The exercise ->
Every entry needs to be printed exactly, please.

(begin)

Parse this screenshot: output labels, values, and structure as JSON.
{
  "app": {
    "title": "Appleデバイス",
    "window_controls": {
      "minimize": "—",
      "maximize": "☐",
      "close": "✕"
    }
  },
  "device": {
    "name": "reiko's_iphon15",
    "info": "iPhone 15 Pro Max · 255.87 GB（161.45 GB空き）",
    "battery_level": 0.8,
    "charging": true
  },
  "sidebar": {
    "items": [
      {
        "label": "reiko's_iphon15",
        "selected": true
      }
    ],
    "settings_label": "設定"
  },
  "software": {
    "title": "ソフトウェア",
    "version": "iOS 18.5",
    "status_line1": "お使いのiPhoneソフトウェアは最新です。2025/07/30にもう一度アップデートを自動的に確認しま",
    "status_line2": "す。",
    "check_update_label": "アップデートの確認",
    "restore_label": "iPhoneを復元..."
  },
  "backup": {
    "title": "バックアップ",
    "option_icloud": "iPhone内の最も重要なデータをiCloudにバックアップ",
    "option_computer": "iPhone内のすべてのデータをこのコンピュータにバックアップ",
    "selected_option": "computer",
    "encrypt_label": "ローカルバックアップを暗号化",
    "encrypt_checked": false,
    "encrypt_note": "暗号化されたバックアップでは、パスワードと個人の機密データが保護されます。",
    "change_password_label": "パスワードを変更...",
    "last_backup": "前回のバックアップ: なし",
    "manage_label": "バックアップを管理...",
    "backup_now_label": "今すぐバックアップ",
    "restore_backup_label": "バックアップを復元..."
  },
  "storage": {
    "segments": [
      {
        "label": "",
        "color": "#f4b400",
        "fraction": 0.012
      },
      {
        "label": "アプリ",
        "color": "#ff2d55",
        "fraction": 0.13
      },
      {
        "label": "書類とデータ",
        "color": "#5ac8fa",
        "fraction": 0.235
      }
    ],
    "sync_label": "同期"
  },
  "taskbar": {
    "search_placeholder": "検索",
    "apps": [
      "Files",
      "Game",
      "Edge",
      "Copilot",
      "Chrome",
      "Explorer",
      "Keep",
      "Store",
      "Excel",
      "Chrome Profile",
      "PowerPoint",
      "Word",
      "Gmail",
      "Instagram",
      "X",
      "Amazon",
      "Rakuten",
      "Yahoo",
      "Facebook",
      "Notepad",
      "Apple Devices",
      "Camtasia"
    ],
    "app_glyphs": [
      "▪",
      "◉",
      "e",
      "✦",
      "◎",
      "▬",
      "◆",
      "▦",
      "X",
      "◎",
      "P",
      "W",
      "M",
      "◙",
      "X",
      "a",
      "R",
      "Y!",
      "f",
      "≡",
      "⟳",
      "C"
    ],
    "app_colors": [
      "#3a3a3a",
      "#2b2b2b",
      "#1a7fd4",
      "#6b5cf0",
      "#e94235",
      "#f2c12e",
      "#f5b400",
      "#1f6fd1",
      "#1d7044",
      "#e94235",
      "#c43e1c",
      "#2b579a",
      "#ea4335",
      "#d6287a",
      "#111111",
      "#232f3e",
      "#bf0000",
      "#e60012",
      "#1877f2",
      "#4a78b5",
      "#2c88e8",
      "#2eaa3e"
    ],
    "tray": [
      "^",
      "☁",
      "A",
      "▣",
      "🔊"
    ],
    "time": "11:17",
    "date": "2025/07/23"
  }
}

(end)

Exercise answer ->
Parse this screenshot: output labels, values, and structure as JSON.
{
  "app": {
    "title": "Appleデバイス",
    "window_controls": {
      "minimize": "—",
      "maximize": "☐",
      "close": "✕"
    }
  },
  "device": {
    "name": "reiko's_iphon15",
    "info": "iPhone 15 Pro Max · 255.87 GB（161.45 GB空き）",
    "battery_level": 0.8,
    "charging": true
  },
  "sidebar": {
    "items": [
      {
        "label": "reiko's_iphon15",
        "selected": true
      }
    ],
    "settings_label": "設定"
  },
  "software": {
    "title": "ソフトウェア",
    "version": "iOS 18.5",
    "status_line1": "お使いのiPhoneソフトウェアは最新です。2025/07/30にもう一度アップデートを自動的に確認しま",
    "status_line2": "す。",
    "check_update_label": "アップデートの確認",
    "restore_label": "iPhoneを復元..."
  },
  "backup": {
    "title": "バックアップ",
    "option_icloud": "iPhone内の最も重要なデータをiCloudにバックアップ",
    "option_computer": "iPhone内のすべてのデータをこのコンピュータにバックアップ",
    "selected_option": "computer",
    "encrypt_label": "ローカルバックアップを暗号化",
    "encrypt_checked": false,
    "encrypt_note": "暗号化されたバックアップでは、パスワードと個人の機密データが保護されます。",
    "change_password_label": "パスワードを変更...",
    "last_backup": "前回のバックアップ: なし",
    "manage_label": "バックアップを管理...",
    "backup_now_label": "今すぐバックアップ",
    "restore_backup_label": "バックアップを復元..."
  },
  "storage": {
    "segments": [
      {
        "label": "",
        "color": "#f4b400",
        "fraction": 0.012
      },
      {
        "label": "アプリ",
        "color": "#ff2d55",
        "fraction": 0.13
      },
      {
        "label": "書類とデータ",
        "color": "#5ac8fa",
        "fraction": 0.235
      }
    ],
    "sync_label": "同期"
  },
  "taskbar": {
    "search_placeholder": "検索",
    "apps": [
      "Files",
      "Game",
      "Edge",
      "Copilot",
      "Chrome",
      "Explorer",
      "Keep",
      "Store",
      "Excel",
      "Chrome Profile",
      "PowerPoint",
      "Word",
      "Gmail",
      "Instagram",
      "X",
      "Amazon",
      "Rakuten",
      "Yahoo",
      "Facebook",
      "Notepad",
      "Apple Devices",
      "Camtasia"
    ],
    "app_glyphs": [
      "▪",
      "◉",
      "e",
      "✦",
      "◎",
      "▬",
      "◆",
      "▦",
      "X",
      "◎",
      "P",
      "W",
      "M",
      "◙",
      "X",
      "a",
      "R",
      "Y!",
      "f",
      "≡",
      "⟳",
      "C"
    ],
    "app_colors": [
      "#3a3a3a",
      "#2b2b2b",
      "#1a7fd4",
      "#6b5cf0",
      "#e94235",
      "#f2c12e",
      "#f5b400",
      "#1f6fd1",
      "#1d7044",
      "#e94235",
      "#c43e1c",
      "#2b579a",
      "#ea4335",
      "#d6287a",
      "#111111",
      "#232f3e",
      "#bf0000",
      "#e60012",
      "#1877f2",
      "#4a78b5",
      "#2c88e8",
      "#2eaa3e"
    ],
    "tray": [
      "^",
      "☁",
      "A",
      "▣",
      "🔊"
    ],
    "time": "11:17",
    "date": "2025/07/23"
  }
}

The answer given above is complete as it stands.